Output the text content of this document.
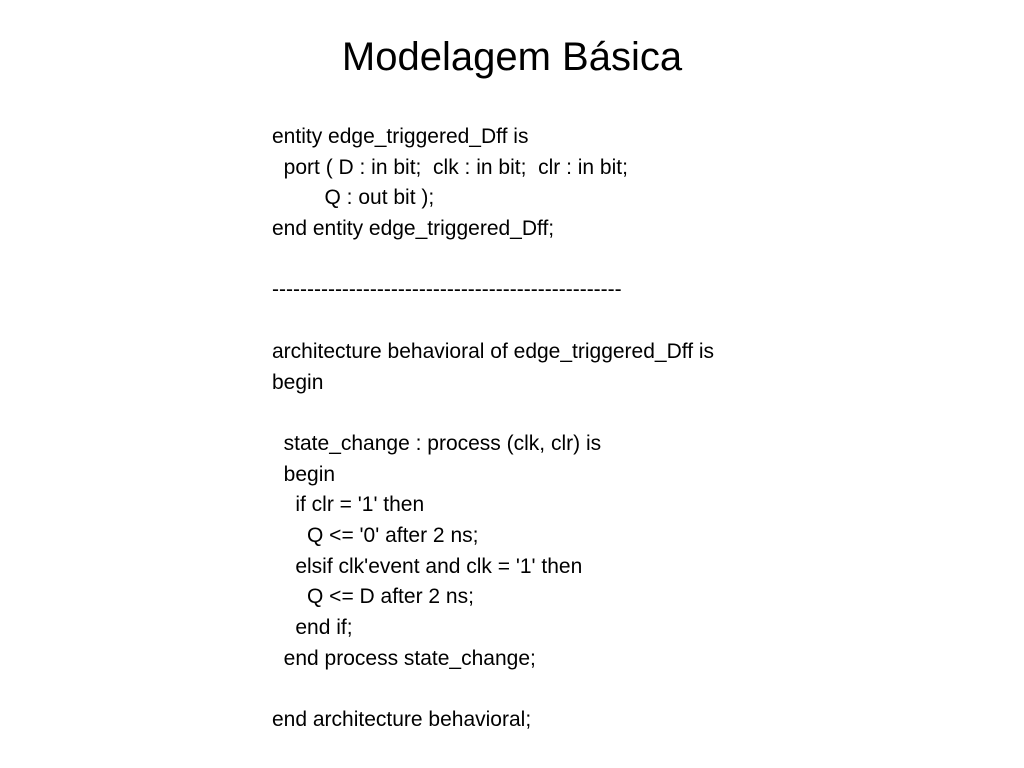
Modelagem Básica
entity edge_triggered_Dff is
port ( D : in bit;  clk : in bit;  clr : in bit;
Q : out bit );
end entity edge_triggered_Dff;
--------------------------------------------------
architecture behavioral of edge_triggered_Dff is
begin
state_change : process (clk, clr) is
begin
if clr = '1' then
Q <= '0' after 2 ns;
elsif clk'event and clk = '1' then
Q <= D after 2 ns;
end if;
end process state_change;
end architecture behavioral;
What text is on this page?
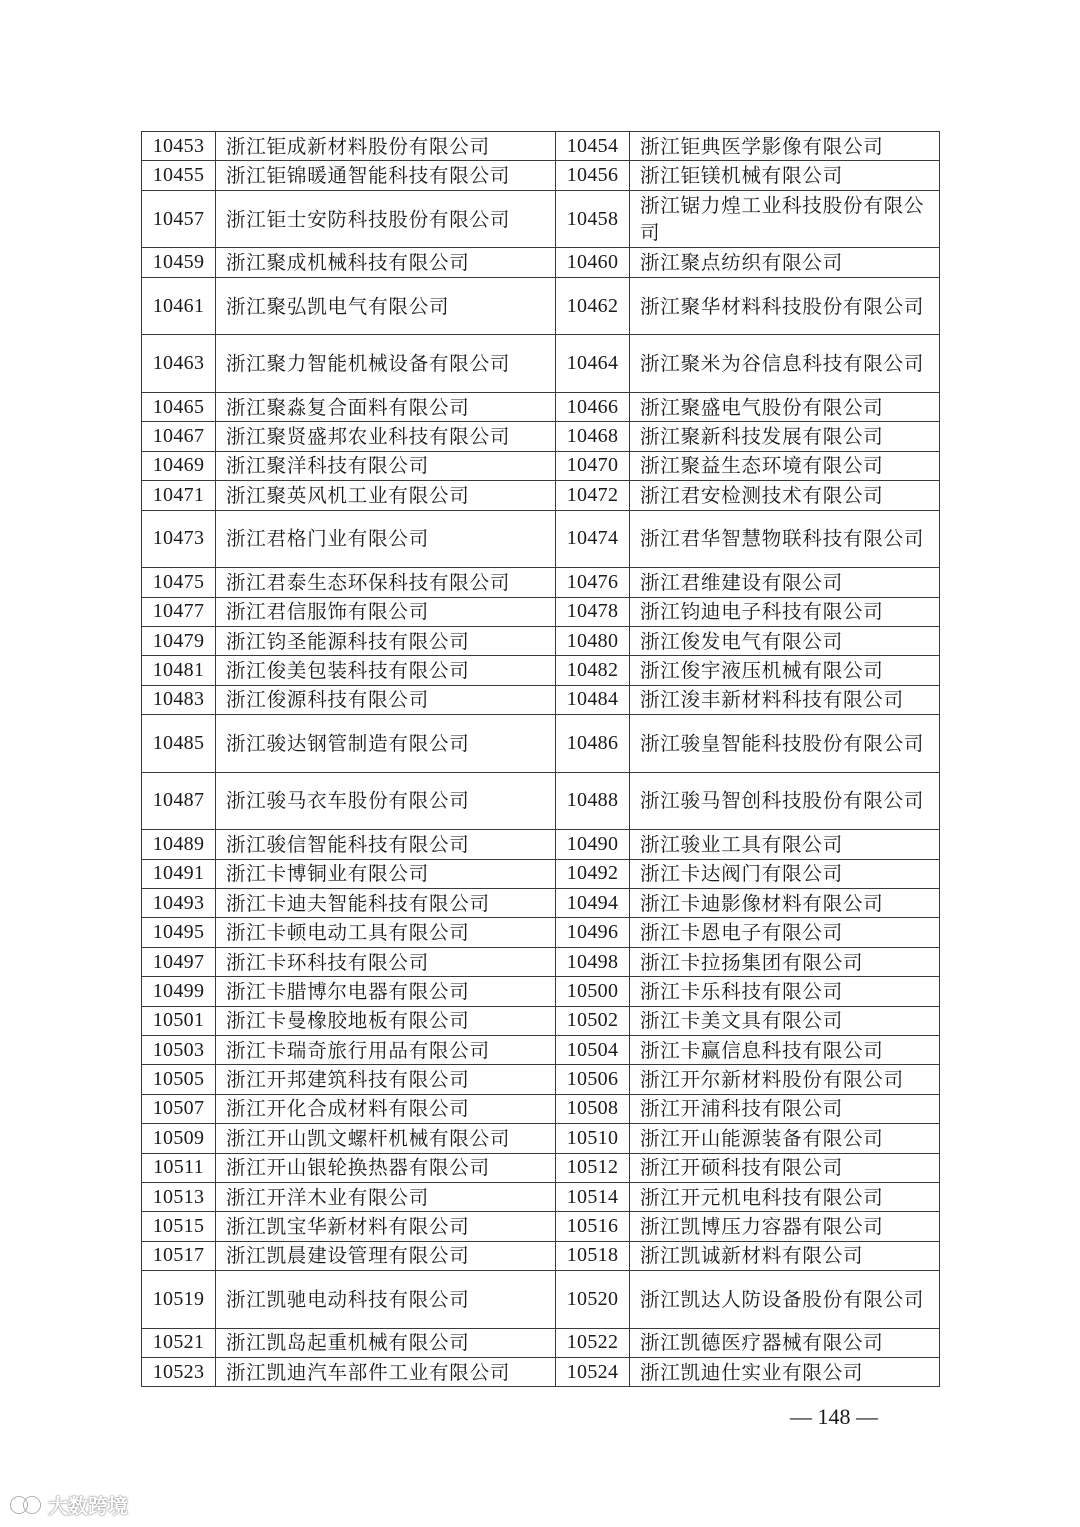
10453	浙江钜成新材料股份有限公司	10454	浙江钜典医学影像有限公司
10455	浙江钜锦暖通智能科技有限公司	10456	浙江钜镁机械有限公司
10457	浙江钜士安防科技股份有限公司	10458	浙江锯力煌工业科技股份有限公司
10459	浙江聚成机械科技有限公司	10460	浙江聚点纺织有限公司
10461	浙江聚弘凯电气有限公司	10462	浙江聚华材料科技股份有限公司
10463	浙江聚力智能机械设备有限公司	10464	浙江聚米为谷信息科技有限公司
10465	浙江聚淼复合面料有限公司	10466	浙江聚盛电气股份有限公司
10467	浙江聚贤盛邦农业科技有限公司	10468	浙江聚新科技发展有限公司
10469	浙江聚洋科技有限公司	10470	浙江聚益生态环境有限公司
10471	浙江聚英风机工业有限公司	10472	浙江君安检测技术有限公司
10473	浙江君格门业有限公司	10474	浙江君华智慧物联科技有限公司
10475	浙江君泰生态环保科技有限公司	10476	浙江君维建设有限公司
10477	浙江君信服饰有限公司	10478	浙江钧迪电子科技有限公司
10479	浙江钧圣能源科技有限公司	10480	浙江俊发电气有限公司
10481	浙江俊美包装科技有限公司	10482	浙江俊宇液压机械有限公司
10483	浙江俊源科技有限公司	10484	浙江浚丰新材料科技有限公司
10485	浙江骏达钢管制造有限公司	10486	浙江骏皇智能科技股份有限公司
10487	浙江骏马衣车股份有限公司	10488	浙江骏马智创科技股份有限公司
10489	浙江骏信智能科技有限公司	10490	浙江骏业工具有限公司
10491	浙江卡博铜业有限公司	10492	浙江卡达阀门有限公司
10493	浙江卡迪夫智能科技有限公司	10494	浙江卡迪影像材料有限公司
10495	浙江卡顿电动工具有限公司	10496	浙江卡恩电子有限公司
10497	浙江卡环科技有限公司	10498	浙江卡拉扬集团有限公司
10499	浙江卡腊博尔电器有限公司	10500	浙江卡乐科技有限公司
10501	浙江卡曼橡胶地板有限公司	10502	浙江卡美文具有限公司
10503	浙江卡瑞奇旅行用品有限公司	10504	浙江卡赢信息科技有限公司
10505	浙江开邦建筑科技有限公司	10506	浙江开尔新材料股份有限公司
10507	浙江开化合成材料有限公司	10508	浙江开浦科技有限公司
10509	浙江开山凯文螺杆机械有限公司	10510	浙江开山能源装备有限公司
10511	浙江开山银轮换热器有限公司	10512	浙江开硕科技有限公司
10513	浙江开洋木业有限公司	10514	浙江开元机电科技有限公司
10515	浙江凯宝华新材料有限公司	10516	浙江凯博压力容器有限公司
10517	浙江凯晨建设管理有限公司	10518	浙江凯诚新材料有限公司
10519	浙江凯驰电动科技有限公司	10520	浙江凯达人防设备股份有限公司
10521	浙江凯岛起重机械有限公司	10522	浙江凯德医疗器械有限公司
10523	浙江凯迪汽车部件工业有限公司	10524	浙江凯迪仕实业有限公司
— 148 —
大数跨境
┄┄┄┄┄┄┄┄┄┄┄┄┄┄┄┄┄┄┄┄
Reproduce the records, all of them, word for word; omit the pictures.

> _FULL ANSWER_:
Output the text content of this document.
Modelagem Básica
entity edge_triggered_Dff is
port ( D : in bit;  clk : in bit;  clr : in bit;
Q : out bit );
end entity edge_triggered_Dff;
--------------------------------------------------
architecture behavioral of edge_triggered_Dff is
begin
state_change : process (clk, clr) is
begin
if clr = '1' then
Q <= '0' after 2 ns;
elsif clk'event and clk = '1' then
Q <= D after 2 ns;
end if;
end process state_change;
end architecture behavioral;
What text is on this page?
10453	浙江钜成新材料股份有限公司	10454	浙江钜典医学影像有限公司
10455	浙江钜锦暖通智能科技有限公司	10456	浙江钜镁机械有限公司
10457	浙江钜士安防科技股份有限公司	10458	浙江锯力煌工业科技股份有限公司
10459	浙江聚成机械科技有限公司	10460	浙江聚点纺织有限公司
10461	浙江聚弘凯电气有限公司	10462	浙江聚华材料科技股份有限公司
10463	浙江聚力智能机械设备有限公司	10464	浙江聚米为谷信息科技有限公司
10465	浙江聚淼复合面料有限公司	10466	浙江聚盛电气股份有限公司
10467	浙江聚贤盛邦农业科技有限公司	10468	浙江聚新科技发展有限公司
10469	浙江聚洋科技有限公司	10470	浙江聚益生态环境有限公司
10471	浙江聚英风机工业有限公司	10472	浙江君安检测技术有限公司
10473	浙江君格门业有限公司	10474	浙江君华智慧物联科技有限公司
10475	浙江君泰生态环保科技有限公司	10476	浙江君维建设有限公司
10477	浙江君信服饰有限公司	10478	浙江钧迪电子科技有限公司
10479	浙江钧圣能源科技有限公司	10480	浙江俊发电气有限公司
10481	浙江俊美包装科技有限公司	10482	浙江俊宇液压机械有限公司
10483	浙江俊源科技有限公司	10484	浙江浚丰新材料科技有限公司
10485	浙江骏达钢管制造有限公司	10486	浙江骏皇智能科技股份有限公司
10487	浙江骏马衣车股份有限公司	10488	浙江骏马智创科技股份有限公司
10489	浙江骏信智能科技有限公司	10490	浙江骏业工具有限公司
10491	浙江卡博铜业有限公司	10492	浙江卡达阀门有限公司
10493	浙江卡迪夫智能科技有限公司	10494	浙江卡迪影像材料有限公司
10495	浙江卡顿电动工具有限公司	10496	浙江卡恩电子有限公司
10497	浙江卡环科技有限公司	10498	浙江卡拉扬集团有限公司
10499	浙江卡腊博尔电器有限公司	10500	浙江卡乐科技有限公司
10501	浙江卡曼橡胶地板有限公司	10502	浙江卡美文具有限公司
10503	浙江卡瑞奇旅行用品有限公司	10504	浙江卡赢信息科技有限公司
10505	浙江开邦建筑科技有限公司	10506	浙江开尔新材料股份有限公司
10507	浙江开化合成材料有限公司	10508	浙江开浦科技有限公司
10509	浙江开山凯文螺杆机械有限公司	10510	浙江开山能源装备有限公司
10511	浙江开山银轮换热器有限公司	10512	浙江开硕科技有限公司
10513	浙江开洋木业有限公司	10514	浙江开元机电科技有限公司
10515	浙江凯宝华新材料有限公司	10516	浙江凯博压力容器有限公司
10517	浙江凯晨建设管理有限公司	10518	浙江凯诚新材料有限公司
10519	浙江凯驰电动科技有限公司	10520	浙江凯达人防设备股份有限公司
10521	浙江凯岛起重机械有限公司	10522	浙江凯德医疗器械有限公司
10523	浙江凯迪汽车部件工业有限公司	10524	浙江凯迪仕实业有限公司
— 148 —
大数跨境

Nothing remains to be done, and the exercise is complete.